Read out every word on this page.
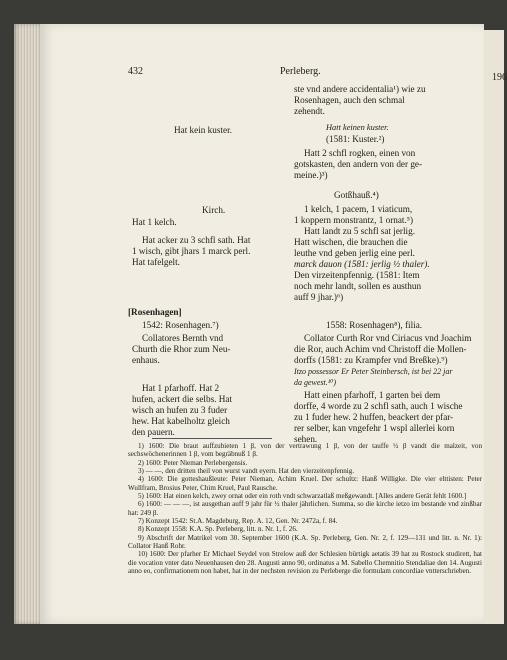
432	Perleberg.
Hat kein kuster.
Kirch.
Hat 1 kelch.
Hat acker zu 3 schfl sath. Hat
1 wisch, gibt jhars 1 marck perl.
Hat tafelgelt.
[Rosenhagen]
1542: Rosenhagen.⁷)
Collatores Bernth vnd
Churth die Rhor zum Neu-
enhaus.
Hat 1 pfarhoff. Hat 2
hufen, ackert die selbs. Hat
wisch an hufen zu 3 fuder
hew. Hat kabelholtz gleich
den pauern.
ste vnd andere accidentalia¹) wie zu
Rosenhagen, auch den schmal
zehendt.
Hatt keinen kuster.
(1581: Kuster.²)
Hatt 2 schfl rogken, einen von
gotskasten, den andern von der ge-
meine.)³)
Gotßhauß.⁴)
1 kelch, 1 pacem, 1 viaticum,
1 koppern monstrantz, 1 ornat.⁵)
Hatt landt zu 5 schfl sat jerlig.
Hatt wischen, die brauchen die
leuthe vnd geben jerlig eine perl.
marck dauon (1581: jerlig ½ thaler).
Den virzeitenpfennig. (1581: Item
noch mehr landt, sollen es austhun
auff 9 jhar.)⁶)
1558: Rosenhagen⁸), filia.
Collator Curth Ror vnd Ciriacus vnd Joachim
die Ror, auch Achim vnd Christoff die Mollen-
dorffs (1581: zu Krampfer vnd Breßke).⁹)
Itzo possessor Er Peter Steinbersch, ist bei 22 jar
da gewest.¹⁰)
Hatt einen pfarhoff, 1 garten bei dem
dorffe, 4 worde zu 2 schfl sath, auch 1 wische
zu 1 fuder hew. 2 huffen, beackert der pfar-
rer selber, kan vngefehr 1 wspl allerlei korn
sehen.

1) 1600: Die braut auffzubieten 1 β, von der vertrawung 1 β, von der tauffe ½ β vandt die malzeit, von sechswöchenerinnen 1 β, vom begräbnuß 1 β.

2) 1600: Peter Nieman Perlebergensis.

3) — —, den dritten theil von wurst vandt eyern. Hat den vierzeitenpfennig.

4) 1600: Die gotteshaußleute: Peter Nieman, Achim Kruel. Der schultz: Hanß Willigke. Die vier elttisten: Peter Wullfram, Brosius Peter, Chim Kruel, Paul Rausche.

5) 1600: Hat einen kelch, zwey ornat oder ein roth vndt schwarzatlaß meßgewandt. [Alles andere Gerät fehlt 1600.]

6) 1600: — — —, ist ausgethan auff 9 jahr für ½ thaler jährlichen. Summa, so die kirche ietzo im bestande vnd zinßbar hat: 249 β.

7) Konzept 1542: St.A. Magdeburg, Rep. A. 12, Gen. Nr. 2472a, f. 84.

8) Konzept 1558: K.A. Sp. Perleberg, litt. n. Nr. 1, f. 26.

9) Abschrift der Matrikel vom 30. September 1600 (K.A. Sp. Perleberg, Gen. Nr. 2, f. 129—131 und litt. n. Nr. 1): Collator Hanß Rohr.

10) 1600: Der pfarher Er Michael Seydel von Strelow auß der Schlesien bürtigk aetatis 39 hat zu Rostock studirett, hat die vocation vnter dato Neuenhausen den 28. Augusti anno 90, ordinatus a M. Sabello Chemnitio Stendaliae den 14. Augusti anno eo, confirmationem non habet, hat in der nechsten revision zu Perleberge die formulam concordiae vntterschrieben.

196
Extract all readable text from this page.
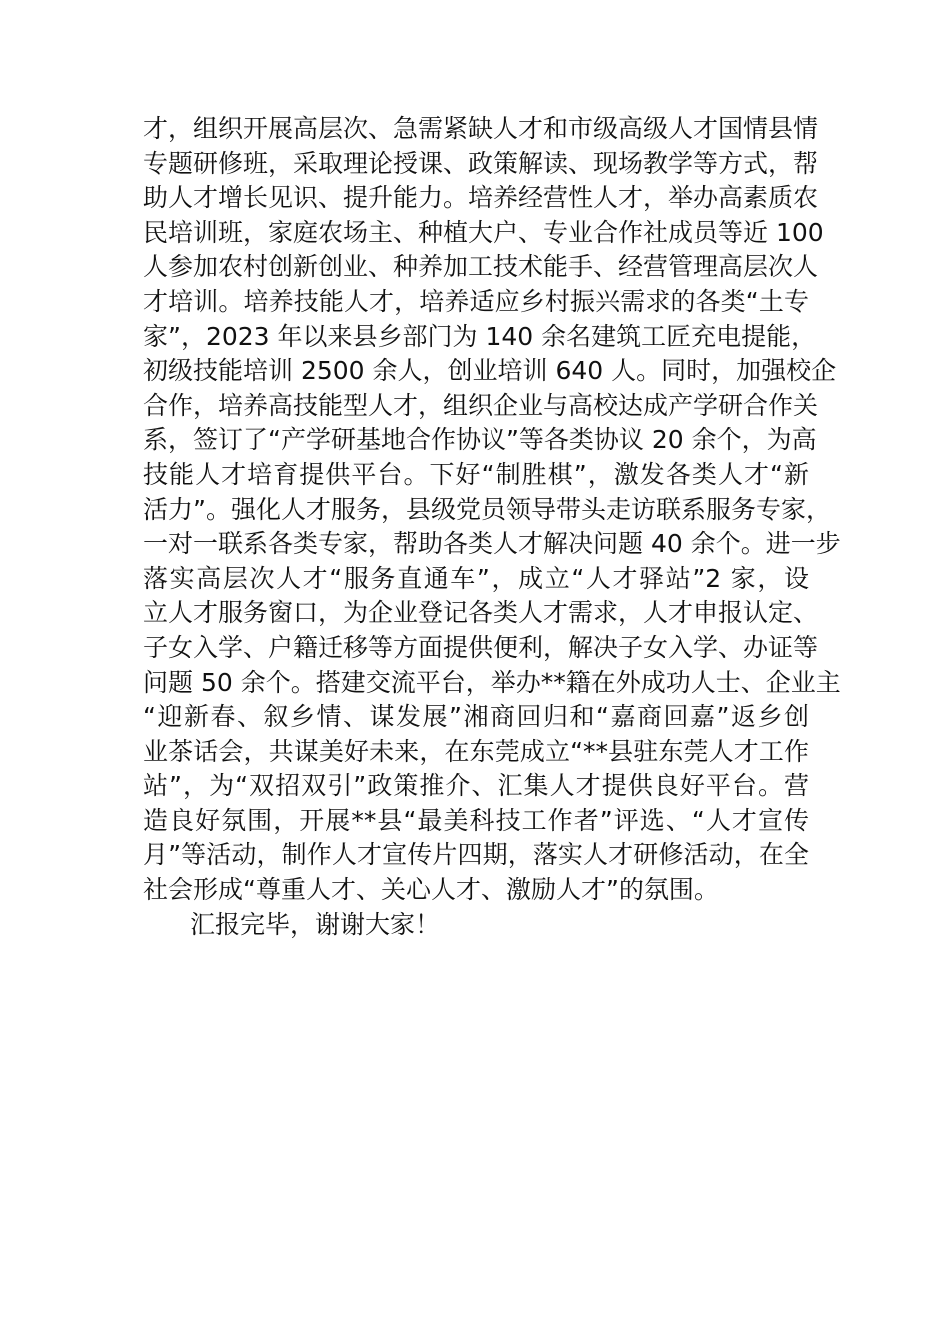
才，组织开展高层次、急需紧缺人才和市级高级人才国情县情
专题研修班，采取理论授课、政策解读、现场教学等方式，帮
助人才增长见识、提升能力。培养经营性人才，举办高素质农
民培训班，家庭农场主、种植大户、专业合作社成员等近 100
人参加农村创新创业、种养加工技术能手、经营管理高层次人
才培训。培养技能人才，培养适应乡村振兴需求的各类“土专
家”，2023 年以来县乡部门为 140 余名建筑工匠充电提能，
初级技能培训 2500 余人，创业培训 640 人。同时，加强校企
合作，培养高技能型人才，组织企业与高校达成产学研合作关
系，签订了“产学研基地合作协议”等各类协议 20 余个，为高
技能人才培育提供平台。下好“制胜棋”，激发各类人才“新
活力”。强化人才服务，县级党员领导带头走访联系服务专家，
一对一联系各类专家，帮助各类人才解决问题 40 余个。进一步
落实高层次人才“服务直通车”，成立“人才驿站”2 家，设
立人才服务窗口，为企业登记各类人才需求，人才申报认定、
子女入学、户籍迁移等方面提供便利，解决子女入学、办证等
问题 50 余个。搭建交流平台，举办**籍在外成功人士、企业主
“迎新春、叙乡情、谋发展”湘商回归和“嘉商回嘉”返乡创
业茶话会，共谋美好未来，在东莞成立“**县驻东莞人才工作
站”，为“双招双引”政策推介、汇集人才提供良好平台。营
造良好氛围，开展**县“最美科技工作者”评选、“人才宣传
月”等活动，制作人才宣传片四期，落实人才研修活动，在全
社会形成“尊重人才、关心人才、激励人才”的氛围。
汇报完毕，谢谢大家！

++++++++

[Task description]: The records above are to be quoted exactly, with all pictures left out.

[Result below]:
Read out every word on this page.
432	Perleberg.
Hat kein kuster.
Kirch.
Hat 1 kelch.
Hat acker zu 3 schfl sath. Hat
1 wisch, gibt jhars 1 marck perl.
Hat tafelgelt.
[Rosenhagen]
1542: Rosenhagen.⁷)
Collatores Bernth vnd
Churth die Rhor zum Neu-
enhaus.
Hat 1 pfarhoff. Hat 2
hufen, ackert die selbs. Hat
wisch an hufen zu 3 fuder
hew. Hat kabelholtz gleich
den pauern.
ste vnd andere accidentalia¹) wie zu
Rosenhagen, auch den schmal
zehendt.
Hatt keinen kuster.
(1581: Kuster.²)
Hatt 2 schfl rogken, einen von
gotskasten, den andern von der ge-
meine.)³)
Gotßhauß.⁴)
1 kelch, 1 pacem, 1 viaticum,
1 koppern monstrantz, 1 ornat.⁵)
Hatt landt zu 5 schfl sat jerlig.
Hatt wischen, die brauchen die
leuthe vnd geben jerlig eine perl.
marck dauon (1581: jerlig ½ thaler).
Den virzeitenpfennig. (1581: Item
noch mehr landt, sollen es austhun
auff 9 jhar.)⁶)
1558: Rosenhagen⁸), filia.
Collator Curth Ror vnd Ciriacus vnd Joachim
die Ror, auch Achim vnd Christoff die Mollen-
dorffs (1581: zu Krampfer vnd Breßke).⁹)
Itzo possessor Er Peter Steinbersch, ist bei 22 jar
da gewest.¹⁰)
Hatt einen pfarhoff, 1 garten bei dem
dorffe, 4 worde zu 2 schfl sath, auch 1 wische
zu 1 fuder hew. 2 huffen, beackert der pfar-
rer selber, kan vngefehr 1 wspl allerlei korn
sehen.

1) 1600: Die braut auffzubieten 1 β, von der vertrawung 1 β, von der tauffe ½ β vandt die malzeit, von sechswöchenerinnen 1 β, vom begräbnuß 1 β.

2) 1600: Peter Nieman Perlebergensis.

3) — —, den dritten theil von wurst vandt eyern. Hat den vierzeitenpfennig.

4) 1600: Die gotteshaußleute: Peter Nieman, Achim Kruel. Der schultz: Hanß Willigke. Die vier elttisten: Peter Wullfram, Brosius Peter, Chim Kruel, Paul Rausche.

5) 1600: Hat einen kelch, zwey ornat oder ein roth vndt schwarzatlaß meßgewandt. [Alles andere Gerät fehlt 1600.]

6) 1600: — — —, ist ausgethan auff 9 jahr für ½ thaler jährlichen. Summa, so die kirche ietzo im bestande vnd zinßbar hat: 249 β.

7) Konzept 1542: St.A. Magdeburg, Rep. A. 12, Gen. Nr. 2472a, f. 84.

8) Konzept 1558: K.A. Sp. Perleberg, litt. n. Nr. 1, f. 26.

9) Abschrift der Matrikel vom 30. September 1600 (K.A. Sp. Perleberg, Gen. Nr. 2, f. 129—131 und litt. n. Nr. 1): Collator Hanß Rohr.

10) 1600: Der pfarher Er Michael Seydel von Strelow auß der Schlesien bürtigk aetatis 39 hat zu Rostock studirett, hat die vocation vnter dato Neuenhausen den 28. Augusti anno 90, ordinatus a M. Sabello Chemnitio Stendaliae den 14. Augusti anno eo, confirmationem non habet, hat in der nechsten revision zu Perleberge die formulam concordiae vntterschrieben.

196
Extract all readable text from this page.
才，组织开展高层次、急需紧缺人才和市级高级人才国情县情
专题研修班，采取理论授课、政策解读、现场教学等方式，帮
助人才增长见识、提升能力。培养经营性人才，举办高素质农
民培训班，家庭农场主、种植大户、专业合作社成员等近 100
人参加农村创新创业、种养加工技术能手、经营管理高层次人
才培训。培养技能人才，培养适应乡村振兴需求的各类“土专
家”，2023 年以来县乡部门为 140 余名建筑工匠充电提能，
初级技能培训 2500 余人，创业培训 640 人。同时，加强校企
合作，培养高技能型人才，组织企业与高校达成产学研合作关
系，签订了“产学研基地合作协议”等各类协议 20 余个，为高
技能人才培育提供平台。下好“制胜棋”，激发各类人才“新
活力”。强化人才服务，县级党员领导带头走访联系服务专家，
一对一联系各类专家，帮助各类人才解决问题 40 余个。进一步
落实高层次人才“服务直通车”，成立“人才驿站”2 家，设
立人才服务窗口，为企业登记各类人才需求，人才申报认定、
子女入学、户籍迁移等方面提供便利，解决子女入学、办证等
问题 50 余个。搭建交流平台，举办**籍在外成功人士、企业主
“迎新春、叙乡情、谋发展”湘商回归和“嘉商回嘉”返乡创
业茶话会，共谋美好未来，在东莞成立“**县驻东莞人才工作
站”，为“双招双引”政策推介、汇集人才提供良好平台。营
造良好氛围，开展**县“最美科技工作者”评选、“人才宣传
月”等活动，制作人才宣传片四期，落实人才研修活动，在全
社会形成“尊重人才、关心人才、激励人才”的氛围。
汇报完毕，谢谢大家！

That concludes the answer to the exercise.